Provide the data again in its entirety, exactly as given.

Stored records:
[BEGIN]

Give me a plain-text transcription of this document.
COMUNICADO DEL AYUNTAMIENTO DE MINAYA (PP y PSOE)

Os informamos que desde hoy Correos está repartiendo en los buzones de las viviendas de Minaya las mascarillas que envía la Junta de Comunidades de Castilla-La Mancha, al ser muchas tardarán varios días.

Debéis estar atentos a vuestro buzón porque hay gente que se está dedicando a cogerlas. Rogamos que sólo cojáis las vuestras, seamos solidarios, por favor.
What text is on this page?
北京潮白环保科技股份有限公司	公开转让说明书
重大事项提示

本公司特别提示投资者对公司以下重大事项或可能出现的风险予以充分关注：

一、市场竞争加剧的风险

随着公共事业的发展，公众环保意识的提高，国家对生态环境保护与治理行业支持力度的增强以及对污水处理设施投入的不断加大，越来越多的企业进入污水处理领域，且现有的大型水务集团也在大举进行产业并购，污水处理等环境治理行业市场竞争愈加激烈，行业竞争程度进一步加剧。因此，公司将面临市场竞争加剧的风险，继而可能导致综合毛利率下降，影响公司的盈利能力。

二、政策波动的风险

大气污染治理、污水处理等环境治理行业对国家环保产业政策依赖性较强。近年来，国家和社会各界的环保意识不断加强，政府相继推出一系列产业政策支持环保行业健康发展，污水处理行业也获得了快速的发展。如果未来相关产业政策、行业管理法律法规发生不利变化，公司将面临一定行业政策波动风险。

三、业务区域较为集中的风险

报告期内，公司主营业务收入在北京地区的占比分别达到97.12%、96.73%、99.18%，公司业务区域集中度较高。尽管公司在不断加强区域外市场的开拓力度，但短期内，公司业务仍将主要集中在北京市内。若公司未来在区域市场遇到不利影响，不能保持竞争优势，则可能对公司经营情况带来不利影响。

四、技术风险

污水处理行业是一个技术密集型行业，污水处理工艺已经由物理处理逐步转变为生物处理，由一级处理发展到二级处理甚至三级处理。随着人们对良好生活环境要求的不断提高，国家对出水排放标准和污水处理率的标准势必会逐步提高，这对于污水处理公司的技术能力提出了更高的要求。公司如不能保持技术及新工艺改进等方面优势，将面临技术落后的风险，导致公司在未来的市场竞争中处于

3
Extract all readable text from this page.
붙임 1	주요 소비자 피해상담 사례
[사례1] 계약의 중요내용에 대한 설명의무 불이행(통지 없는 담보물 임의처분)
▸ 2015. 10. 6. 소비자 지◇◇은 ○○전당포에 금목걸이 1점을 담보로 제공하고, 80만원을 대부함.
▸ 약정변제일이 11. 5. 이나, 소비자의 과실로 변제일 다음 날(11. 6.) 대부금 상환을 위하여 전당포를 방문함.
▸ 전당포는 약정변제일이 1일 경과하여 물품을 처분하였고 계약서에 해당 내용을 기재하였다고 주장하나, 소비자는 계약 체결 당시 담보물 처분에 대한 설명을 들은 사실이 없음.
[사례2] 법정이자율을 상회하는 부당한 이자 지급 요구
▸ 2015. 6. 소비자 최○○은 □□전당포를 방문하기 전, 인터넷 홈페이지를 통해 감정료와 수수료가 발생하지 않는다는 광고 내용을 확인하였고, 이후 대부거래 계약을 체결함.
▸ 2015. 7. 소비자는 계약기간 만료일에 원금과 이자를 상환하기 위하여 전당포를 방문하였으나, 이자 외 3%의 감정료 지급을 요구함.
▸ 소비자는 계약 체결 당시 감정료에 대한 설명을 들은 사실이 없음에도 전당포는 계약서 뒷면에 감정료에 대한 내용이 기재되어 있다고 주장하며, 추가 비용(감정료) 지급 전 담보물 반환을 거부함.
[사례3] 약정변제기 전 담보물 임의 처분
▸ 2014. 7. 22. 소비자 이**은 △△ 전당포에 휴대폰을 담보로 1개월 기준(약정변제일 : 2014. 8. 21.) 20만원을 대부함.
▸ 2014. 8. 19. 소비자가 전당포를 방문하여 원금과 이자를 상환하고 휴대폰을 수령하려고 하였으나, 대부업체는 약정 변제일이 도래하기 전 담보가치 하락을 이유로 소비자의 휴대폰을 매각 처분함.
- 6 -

[END]

SOLUTION FOR THIS EXERCISE:
Give me a plain-text transcription of this document.
COMUNICADO DEL AYUNTAMIENTO DE MINAYA (PP y PSOE)

Os informamos que desde hoy Correos está repartiendo en los buzones de las viviendas de Minaya las mascarillas que envía la Junta de Comunidades de Castilla-La Mancha, al ser muchas tardarán varios días.

Debéis estar atentos a vuestro buzón porque hay gente que se está dedicando a cogerlas. Rogamos que sólo cojáis las vuestras, seamos solidarios, por favor.
What text is on this page?
北京潮白环保科技股份有限公司	公开转让说明书
重大事项提示

本公司特别提示投资者对公司以下重大事项或可能出现的风险予以充分关注：

一、市场竞争加剧的风险

随着公共事业的发展，公众环保意识的提高，国家对生态环境保护与治理行业支持力度的增强以及对污水处理设施投入的不断加大，越来越多的企业进入污水处理领域，且现有的大型水务集团也在大举进行产业并购，污水处理等环境治理行业市场竞争愈加激烈，行业竞争程度进一步加剧。因此，公司将面临市场竞争加剧的风险，继而可能导致综合毛利率下降，影响公司的盈利能力。

二、政策波动的风险

大气污染治理、污水处理等环境治理行业对国家环保产业政策依赖性较强。近年来，国家和社会各界的环保意识不断加强，政府相继推出一系列产业政策支持环保行业健康发展，污水处理行业也获得了快速的发展。如果未来相关产业政策、行业管理法律法规发生不利变化，公司将面临一定行业政策波动风险。

三、业务区域较为集中的风险

报告期内，公司主营业务收入在北京地区的占比分别达到97.12%、96.73%、99.18%，公司业务区域集中度较高。尽管公司在不断加强区域外市场的开拓力度，但短期内，公司业务仍将主要集中在北京市内。若公司未来在区域市场遇到不利影响，不能保持竞争优势，则可能对公司经营情况带来不利影响。

四、技术风险

污水处理行业是一个技术密集型行业，污水处理工艺已经由物理处理逐步转变为生物处理，由一级处理发展到二级处理甚至三级处理。随着人们对良好生活环境要求的不断提高，国家对出水排放标准和污水处理率的标准势必会逐步提高，这对于污水处理公司的技术能力提出了更高的要求。公司如不能保持技术及新工艺改进等方面优势，将面临技术落后的风险，导致公司在未来的市场竞争中处于

3
Extract all readable text from this page.
붙임 1	주요 소비자 피해상담 사례
[사례1] 계약의 중요내용에 대한 설명의무 불이행(통지 없는 담보물 임의처분)
▸ 2015. 10. 6. 소비자 지◇◇은 ○○전당포에 금목걸이 1점을 담보로 제공하고, 80만원을 대부함.
▸ 약정변제일이 11. 5. 이나, 소비자의 과실로 변제일 다음 날(11. 6.) 대부금 상환을 위하여 전당포를 방문함.
▸ 전당포는 약정변제일이 1일 경과하여 물품을 처분하였고 계약서에 해당 내용을 기재하였다고 주장하나, 소비자는 계약 체결 당시 담보물 처분에 대한 설명을 들은 사실이 없음.
[사례2] 법정이자율을 상회하는 부당한 이자 지급 요구
▸ 2015. 6. 소비자 최○○은 □□전당포를 방문하기 전, 인터넷 홈페이지를 통해 감정료와 수수료가 발생하지 않는다는 광고 내용을 확인하였고, 이후 대부거래 계약을 체결함.
▸ 2015. 7. 소비자는 계약기간 만료일에 원금과 이자를 상환하기 위하여 전당포를 방문하였으나, 이자 외 3%의 감정료 지급을 요구함.
▸ 소비자는 계약 체결 당시 감정료에 대한 설명을 들은 사실이 없음에도 전당포는 계약서 뒷면에 감정료에 대한 내용이 기재되어 있다고 주장하며, 추가 비용(감정료) 지급 전 담보물 반환을 거부함.
[사례3] 약정변제기 전 담보물 임의 처분
▸ 2014. 7. 22. 소비자 이**은 △△ 전당포에 휴대폰을 담보로 1개월 기준(약정변제일 : 2014. 8. 21.) 20만원을 대부함.
▸ 2014. 8. 19. 소비자가 전당포를 방문하여 원금과 이자를 상환하고 휴대폰을 수령하려고 하였으나, 대부업체는 약정 변제일이 도래하기 전 담보가치 하락을 이유로 소비자의 휴대폰을 매각 처분함.
- 6 -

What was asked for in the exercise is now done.